* PROBLEM REQUIREMENTS:
Quote all of the data exactly as given. Skip every picture it contains.

* MATERIAL FOR THE TASK:
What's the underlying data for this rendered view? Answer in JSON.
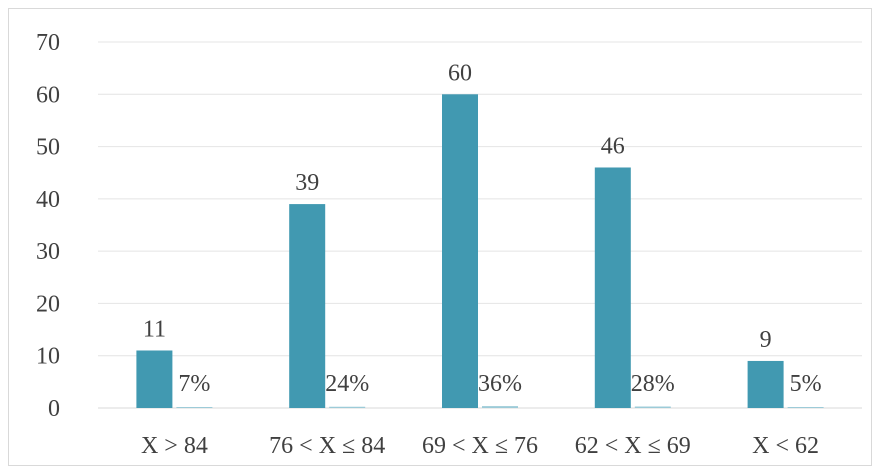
{
  "chart_data": {
    "type": "bar",
    "categories": [
      "X > 84",
      "76 < X ≤ 84",
      "69 < X ≤ 76",
      "62 < X ≤ 69",
      "X < 62"
    ],
    "series": [
      {
        "values": [
          11,
          39,
          60,
          46,
          9
        ],
        "labels": [
          "11",
          "39",
          "60",
          "46",
          "9"
        ],
        "color": "#4199b1"
      },
      {
        "values": [
          0.07,
          0.24,
          0.36,
          0.28,
          0.05
        ],
        "labels": [
          "7%",
          "24%",
          "36%",
          "28%",
          "5%"
        ],
        "color": "#9ccbd8"
      }
    ],
    "yticks": [
      "0",
      "10",
      "20",
      "30",
      "40",
      "50",
      "60",
      "70"
    ],
    "ylim": [
      0,
      70
    ],
    "grid": true,
    "title": "",
    "xlabel": "",
    "ylabel": ""
  }
}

* THE RESULT:
What's the underlying data for this rendered view? Answer in JSON.
{
  "chart_data": {
    "type": "bar",
    "categories": [
      "X > 84",
      "76 < X ≤ 84",
      "69 < X ≤ 76",
      "62 < X ≤ 69",
      "X < 62"
    ],
    "series": [
      {
        "values": [
          11,
          39,
          60,
          46,
          9
        ],
        "labels": [
          "11",
          "39",
          "60",
          "46",
          "9"
        ],
        "color": "#4199b1"
      },
      {
        "values": [
          0.07,
          0.24,
          0.36,
          0.28,
          0.05
        ],
        "labels": [
          "7%",
          "24%",
          "36%",
          "28%",
          "5%"
        ],
        "color": "#9ccbd8"
      }
    ],
    "yticks": [
      "0",
      "10",
      "20",
      "30",
      "40",
      "50",
      "60",
      "70"
    ],
    "ylim": [
      0,
      70
    ],
    "grid": true,
    "title": "",
    "xlabel": "",
    "ylabel": ""
  }
}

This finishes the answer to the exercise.